#### PROVIDED DATA
▼▼▼

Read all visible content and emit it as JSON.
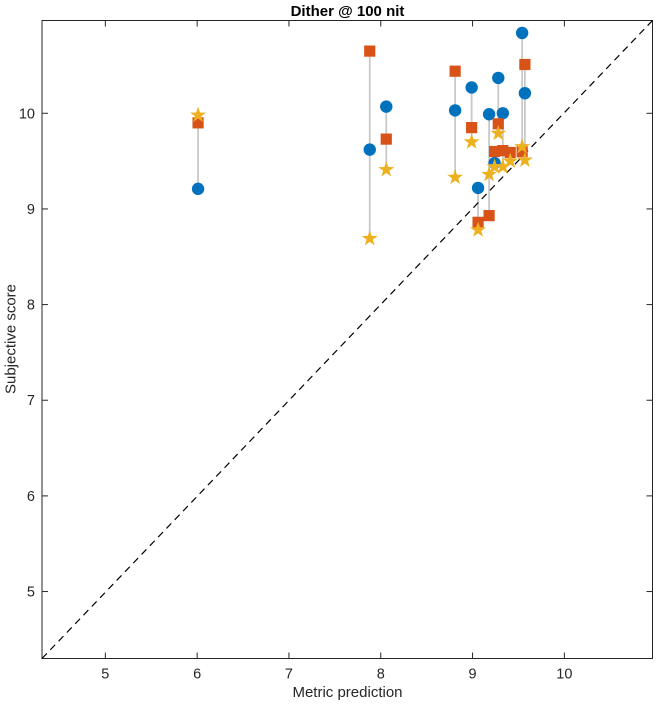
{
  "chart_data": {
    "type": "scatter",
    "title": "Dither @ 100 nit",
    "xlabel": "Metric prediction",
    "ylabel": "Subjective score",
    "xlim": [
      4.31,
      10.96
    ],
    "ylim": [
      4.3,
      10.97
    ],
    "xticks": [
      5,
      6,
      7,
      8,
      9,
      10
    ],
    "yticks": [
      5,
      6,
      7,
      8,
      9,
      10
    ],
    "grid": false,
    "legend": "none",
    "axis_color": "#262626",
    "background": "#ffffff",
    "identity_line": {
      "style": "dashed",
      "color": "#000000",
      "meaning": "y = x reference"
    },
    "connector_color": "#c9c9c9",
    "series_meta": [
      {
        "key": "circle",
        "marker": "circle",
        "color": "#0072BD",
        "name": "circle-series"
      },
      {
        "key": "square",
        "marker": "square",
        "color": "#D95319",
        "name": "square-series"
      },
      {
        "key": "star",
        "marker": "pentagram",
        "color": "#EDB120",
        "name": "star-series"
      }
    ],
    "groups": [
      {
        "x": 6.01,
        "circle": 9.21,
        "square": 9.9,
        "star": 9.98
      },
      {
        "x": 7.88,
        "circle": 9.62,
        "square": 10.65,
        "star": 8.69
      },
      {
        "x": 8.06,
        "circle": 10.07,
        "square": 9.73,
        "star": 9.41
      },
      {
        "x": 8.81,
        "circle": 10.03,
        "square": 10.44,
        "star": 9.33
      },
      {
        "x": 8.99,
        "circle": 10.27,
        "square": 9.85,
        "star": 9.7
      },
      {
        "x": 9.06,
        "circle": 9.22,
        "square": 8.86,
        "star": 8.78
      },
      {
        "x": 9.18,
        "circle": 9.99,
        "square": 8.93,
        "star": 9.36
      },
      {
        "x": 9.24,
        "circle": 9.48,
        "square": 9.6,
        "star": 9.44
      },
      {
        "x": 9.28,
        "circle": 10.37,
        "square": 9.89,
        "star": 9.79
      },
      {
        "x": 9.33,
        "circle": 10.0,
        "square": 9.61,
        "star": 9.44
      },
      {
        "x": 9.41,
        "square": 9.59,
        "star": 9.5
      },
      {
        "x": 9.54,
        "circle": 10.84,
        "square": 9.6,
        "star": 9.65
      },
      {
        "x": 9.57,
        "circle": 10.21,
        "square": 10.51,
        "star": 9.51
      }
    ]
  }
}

▲▲▲

#### PROBLEM DETAILS
Work through the records above line by line and count those that hold the string "marker". Give only the result.

#### CORRECT OUTPUT
3